DESCRIPTION OF THE TASK:
Transcribe all the records with complete accuracy.

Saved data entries
######

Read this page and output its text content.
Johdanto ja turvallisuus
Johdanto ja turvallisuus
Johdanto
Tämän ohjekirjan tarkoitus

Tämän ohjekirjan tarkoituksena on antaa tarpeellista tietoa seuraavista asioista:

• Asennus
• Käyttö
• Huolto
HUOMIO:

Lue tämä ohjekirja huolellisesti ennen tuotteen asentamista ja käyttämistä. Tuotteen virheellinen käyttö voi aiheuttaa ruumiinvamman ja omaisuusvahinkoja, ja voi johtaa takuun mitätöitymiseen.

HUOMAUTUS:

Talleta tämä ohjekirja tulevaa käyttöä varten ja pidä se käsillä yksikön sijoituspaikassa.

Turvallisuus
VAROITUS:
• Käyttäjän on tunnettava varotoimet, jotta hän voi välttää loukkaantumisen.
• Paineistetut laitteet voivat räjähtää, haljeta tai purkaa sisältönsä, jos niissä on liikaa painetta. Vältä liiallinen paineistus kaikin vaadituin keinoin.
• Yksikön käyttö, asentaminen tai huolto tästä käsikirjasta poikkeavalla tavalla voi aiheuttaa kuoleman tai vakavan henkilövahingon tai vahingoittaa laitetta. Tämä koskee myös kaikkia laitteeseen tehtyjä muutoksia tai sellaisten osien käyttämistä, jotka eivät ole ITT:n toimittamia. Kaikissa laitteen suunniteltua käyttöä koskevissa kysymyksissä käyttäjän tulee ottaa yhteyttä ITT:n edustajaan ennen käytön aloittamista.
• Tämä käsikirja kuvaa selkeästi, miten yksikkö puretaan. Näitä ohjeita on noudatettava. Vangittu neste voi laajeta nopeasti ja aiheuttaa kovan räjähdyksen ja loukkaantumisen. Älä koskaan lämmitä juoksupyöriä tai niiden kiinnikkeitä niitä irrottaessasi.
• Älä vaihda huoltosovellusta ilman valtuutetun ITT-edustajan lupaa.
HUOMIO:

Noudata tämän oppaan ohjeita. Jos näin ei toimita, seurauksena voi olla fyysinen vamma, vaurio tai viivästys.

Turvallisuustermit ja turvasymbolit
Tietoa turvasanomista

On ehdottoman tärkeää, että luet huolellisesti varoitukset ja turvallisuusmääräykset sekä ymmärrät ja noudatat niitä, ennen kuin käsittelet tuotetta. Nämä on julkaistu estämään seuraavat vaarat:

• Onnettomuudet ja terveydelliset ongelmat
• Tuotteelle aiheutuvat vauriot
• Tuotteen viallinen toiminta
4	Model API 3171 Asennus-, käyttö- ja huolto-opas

######

TASK SOLUTION:
Read this page and output its text content.
Johdanto ja turvallisuus
Johdanto ja turvallisuus
Johdanto
Tämän ohjekirjan tarkoitus

Tämän ohjekirjan tarkoituksena on antaa tarpeellista tietoa seuraavista asioista:

• Asennus
• Käyttö
• Huolto
HUOMIO:

Lue tämä ohjekirja huolellisesti ennen tuotteen asentamista ja käyttämistä. Tuotteen virheellinen käyttö voi aiheuttaa ruumiinvamman ja omaisuusvahinkoja, ja voi johtaa takuun mitätöitymiseen.

HUOMAUTUS:

Talleta tämä ohjekirja tulevaa käyttöä varten ja pidä se käsillä yksikön sijoituspaikassa.

Turvallisuus
VAROITUS:
• Käyttäjän on tunnettava varotoimet, jotta hän voi välttää loukkaantumisen.
• Paineistetut laitteet voivat räjähtää, haljeta tai purkaa sisältönsä, jos niissä on liikaa painetta. Vältä liiallinen paineistus kaikin vaadituin keinoin.
• Yksikön käyttö, asentaminen tai huolto tästä käsikirjasta poikkeavalla tavalla voi aiheuttaa kuoleman tai vakavan henkilövahingon tai vahingoittaa laitetta. Tämä koskee myös kaikkia laitteeseen tehtyjä muutoksia tai sellaisten osien käyttämistä, jotka eivät ole ITT:n toimittamia. Kaikissa laitteen suunniteltua käyttöä koskevissa kysymyksissä käyttäjän tulee ottaa yhteyttä ITT:n edustajaan ennen käytön aloittamista.
• Tämä käsikirja kuvaa selkeästi, miten yksikkö puretaan. Näitä ohjeita on noudatettava. Vangittu neste voi laajeta nopeasti ja aiheuttaa kovan räjähdyksen ja loukkaantumisen. Älä koskaan lämmitä juoksupyöriä tai niiden kiinnikkeitä niitä irrottaessasi.
• Älä vaihda huoltosovellusta ilman valtuutetun ITT-edustajan lupaa.
HUOMIO:

Noudata tämän oppaan ohjeita. Jos näin ei toimita, seurauksena voi olla fyysinen vamma, vaurio tai viivästys.

Turvallisuustermit ja turvasymbolit
Tietoa turvasanomista

On ehdottoman tärkeää, että luet huolellisesti varoitukset ja turvallisuusmääräykset sekä ymmärrät ja noudatat niitä, ennen kuin käsittelet tuotetta. Nämä on julkaistu estämään seuraavat vaarat:

• Onnettomuudet ja terveydelliset ongelmat
• Tuotteelle aiheutuvat vauriot
• Tuotteen viallinen toiminta
4	Model API 3171 Asennus-, käyttö- ja huolto-opas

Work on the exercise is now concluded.